(Lines of data)
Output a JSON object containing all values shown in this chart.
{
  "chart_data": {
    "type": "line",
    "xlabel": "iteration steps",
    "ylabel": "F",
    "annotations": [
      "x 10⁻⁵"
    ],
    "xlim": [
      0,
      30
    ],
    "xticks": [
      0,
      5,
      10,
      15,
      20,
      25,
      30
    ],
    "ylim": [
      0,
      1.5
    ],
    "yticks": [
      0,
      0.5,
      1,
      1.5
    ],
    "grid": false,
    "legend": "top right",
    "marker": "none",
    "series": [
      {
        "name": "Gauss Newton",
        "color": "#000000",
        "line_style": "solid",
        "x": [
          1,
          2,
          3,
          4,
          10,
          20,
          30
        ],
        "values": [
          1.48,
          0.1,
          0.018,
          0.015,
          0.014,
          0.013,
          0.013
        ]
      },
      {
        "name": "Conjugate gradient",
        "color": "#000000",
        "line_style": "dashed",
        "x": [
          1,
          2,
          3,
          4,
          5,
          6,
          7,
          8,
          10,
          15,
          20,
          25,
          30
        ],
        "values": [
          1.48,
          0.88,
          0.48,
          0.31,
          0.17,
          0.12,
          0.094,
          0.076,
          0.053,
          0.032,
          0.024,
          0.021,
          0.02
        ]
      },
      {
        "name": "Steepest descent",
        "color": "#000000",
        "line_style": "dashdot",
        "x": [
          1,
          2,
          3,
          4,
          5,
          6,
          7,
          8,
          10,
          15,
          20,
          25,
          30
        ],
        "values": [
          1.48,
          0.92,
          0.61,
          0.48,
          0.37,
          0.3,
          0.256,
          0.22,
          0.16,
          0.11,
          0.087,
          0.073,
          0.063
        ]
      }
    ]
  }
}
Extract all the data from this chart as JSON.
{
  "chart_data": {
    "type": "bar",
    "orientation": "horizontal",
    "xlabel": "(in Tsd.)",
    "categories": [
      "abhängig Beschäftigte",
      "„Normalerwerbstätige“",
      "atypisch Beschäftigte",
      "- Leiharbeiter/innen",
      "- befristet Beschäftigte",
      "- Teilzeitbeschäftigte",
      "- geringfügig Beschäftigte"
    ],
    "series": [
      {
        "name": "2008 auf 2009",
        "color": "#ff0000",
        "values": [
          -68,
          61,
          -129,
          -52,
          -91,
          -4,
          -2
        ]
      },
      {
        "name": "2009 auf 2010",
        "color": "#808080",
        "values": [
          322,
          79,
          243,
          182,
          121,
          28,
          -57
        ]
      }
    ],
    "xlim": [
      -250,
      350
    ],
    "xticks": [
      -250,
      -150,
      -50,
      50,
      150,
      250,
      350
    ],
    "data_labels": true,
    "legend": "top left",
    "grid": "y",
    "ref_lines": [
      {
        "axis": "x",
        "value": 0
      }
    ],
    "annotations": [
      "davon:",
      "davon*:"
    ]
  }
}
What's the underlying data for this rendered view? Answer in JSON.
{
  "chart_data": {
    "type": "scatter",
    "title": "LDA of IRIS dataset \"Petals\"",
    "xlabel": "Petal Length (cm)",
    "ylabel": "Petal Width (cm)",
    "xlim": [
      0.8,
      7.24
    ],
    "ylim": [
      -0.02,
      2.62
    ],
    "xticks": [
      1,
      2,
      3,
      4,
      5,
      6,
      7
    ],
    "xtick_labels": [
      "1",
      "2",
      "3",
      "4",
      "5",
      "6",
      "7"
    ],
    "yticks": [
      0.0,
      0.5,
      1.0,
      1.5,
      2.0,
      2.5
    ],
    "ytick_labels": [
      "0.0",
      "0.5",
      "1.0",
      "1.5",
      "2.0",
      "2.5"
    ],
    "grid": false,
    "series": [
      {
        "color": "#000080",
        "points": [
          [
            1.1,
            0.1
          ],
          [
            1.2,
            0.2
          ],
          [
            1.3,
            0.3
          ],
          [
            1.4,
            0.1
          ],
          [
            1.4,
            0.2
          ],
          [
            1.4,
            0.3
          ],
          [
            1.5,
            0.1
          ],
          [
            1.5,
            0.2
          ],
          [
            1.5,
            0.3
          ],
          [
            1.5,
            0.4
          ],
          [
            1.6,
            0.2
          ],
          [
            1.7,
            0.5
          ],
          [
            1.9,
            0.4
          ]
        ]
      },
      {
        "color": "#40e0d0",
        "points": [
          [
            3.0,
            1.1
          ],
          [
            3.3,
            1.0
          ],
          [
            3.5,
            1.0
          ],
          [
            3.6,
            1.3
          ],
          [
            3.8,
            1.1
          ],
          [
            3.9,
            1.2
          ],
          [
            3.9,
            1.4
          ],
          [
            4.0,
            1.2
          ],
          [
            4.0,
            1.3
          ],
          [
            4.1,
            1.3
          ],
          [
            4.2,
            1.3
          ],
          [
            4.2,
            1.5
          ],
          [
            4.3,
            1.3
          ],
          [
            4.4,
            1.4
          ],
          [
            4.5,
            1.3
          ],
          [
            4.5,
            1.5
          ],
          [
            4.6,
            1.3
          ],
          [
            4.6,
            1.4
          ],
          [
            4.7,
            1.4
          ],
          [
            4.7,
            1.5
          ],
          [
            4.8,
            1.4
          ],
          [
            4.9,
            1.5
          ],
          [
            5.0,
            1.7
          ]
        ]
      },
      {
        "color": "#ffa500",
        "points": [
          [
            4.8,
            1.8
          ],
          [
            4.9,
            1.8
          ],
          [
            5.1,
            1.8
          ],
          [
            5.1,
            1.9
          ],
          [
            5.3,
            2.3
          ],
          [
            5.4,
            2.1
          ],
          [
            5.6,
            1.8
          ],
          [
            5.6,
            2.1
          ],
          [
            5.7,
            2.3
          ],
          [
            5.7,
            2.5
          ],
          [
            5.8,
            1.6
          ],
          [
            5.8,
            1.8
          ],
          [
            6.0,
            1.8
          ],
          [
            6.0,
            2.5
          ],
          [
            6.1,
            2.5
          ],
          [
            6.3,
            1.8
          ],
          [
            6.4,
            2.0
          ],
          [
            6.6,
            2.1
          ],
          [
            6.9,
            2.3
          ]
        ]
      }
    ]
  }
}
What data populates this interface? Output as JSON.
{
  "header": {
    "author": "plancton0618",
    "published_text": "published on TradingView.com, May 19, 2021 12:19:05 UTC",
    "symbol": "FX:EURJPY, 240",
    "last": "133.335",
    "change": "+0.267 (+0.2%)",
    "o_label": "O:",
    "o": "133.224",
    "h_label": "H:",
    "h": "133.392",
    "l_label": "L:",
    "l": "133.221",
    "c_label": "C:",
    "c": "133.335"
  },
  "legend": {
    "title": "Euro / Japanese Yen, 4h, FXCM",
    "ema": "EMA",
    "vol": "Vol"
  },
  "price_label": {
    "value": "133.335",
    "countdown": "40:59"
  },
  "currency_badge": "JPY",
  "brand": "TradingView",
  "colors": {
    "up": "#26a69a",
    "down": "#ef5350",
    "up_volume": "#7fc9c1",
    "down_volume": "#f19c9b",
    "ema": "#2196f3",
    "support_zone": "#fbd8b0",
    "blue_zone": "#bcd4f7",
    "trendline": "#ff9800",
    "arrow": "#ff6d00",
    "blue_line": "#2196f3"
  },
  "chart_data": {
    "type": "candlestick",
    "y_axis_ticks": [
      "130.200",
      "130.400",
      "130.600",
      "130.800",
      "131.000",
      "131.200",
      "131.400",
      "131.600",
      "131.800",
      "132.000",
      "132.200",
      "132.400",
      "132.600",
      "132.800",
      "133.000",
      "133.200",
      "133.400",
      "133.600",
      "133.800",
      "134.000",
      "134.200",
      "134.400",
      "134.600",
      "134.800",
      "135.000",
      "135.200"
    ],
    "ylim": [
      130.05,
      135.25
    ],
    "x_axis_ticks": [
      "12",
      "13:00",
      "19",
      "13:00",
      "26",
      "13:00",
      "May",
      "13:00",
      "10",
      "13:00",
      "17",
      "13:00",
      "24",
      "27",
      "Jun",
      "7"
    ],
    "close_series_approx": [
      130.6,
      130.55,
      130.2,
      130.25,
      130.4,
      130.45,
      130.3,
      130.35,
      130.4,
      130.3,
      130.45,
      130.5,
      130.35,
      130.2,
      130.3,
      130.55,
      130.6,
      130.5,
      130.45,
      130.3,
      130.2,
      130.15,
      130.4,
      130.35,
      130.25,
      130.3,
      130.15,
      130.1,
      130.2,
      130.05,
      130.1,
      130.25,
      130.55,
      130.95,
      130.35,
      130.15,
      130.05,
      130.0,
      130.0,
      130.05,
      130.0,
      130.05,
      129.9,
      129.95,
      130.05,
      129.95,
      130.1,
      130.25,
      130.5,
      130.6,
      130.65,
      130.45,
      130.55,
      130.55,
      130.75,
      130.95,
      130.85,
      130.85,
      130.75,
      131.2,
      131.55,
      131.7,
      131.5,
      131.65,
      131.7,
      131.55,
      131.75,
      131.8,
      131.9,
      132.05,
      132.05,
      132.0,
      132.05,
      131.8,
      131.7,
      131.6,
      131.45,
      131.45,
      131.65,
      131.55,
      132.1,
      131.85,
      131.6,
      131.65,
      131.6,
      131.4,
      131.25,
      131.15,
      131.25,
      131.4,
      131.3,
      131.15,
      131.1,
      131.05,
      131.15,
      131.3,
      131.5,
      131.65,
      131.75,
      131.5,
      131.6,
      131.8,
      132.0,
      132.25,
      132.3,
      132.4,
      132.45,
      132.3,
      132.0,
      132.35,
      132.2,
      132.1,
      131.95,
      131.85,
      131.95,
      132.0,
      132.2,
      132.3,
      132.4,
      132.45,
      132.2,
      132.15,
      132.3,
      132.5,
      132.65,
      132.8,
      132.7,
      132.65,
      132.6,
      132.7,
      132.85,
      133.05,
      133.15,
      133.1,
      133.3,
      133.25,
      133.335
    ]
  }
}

DIRECTION
Count how many lines include the string "title". Nothing but the number is needed.

ANSWER BELOW
2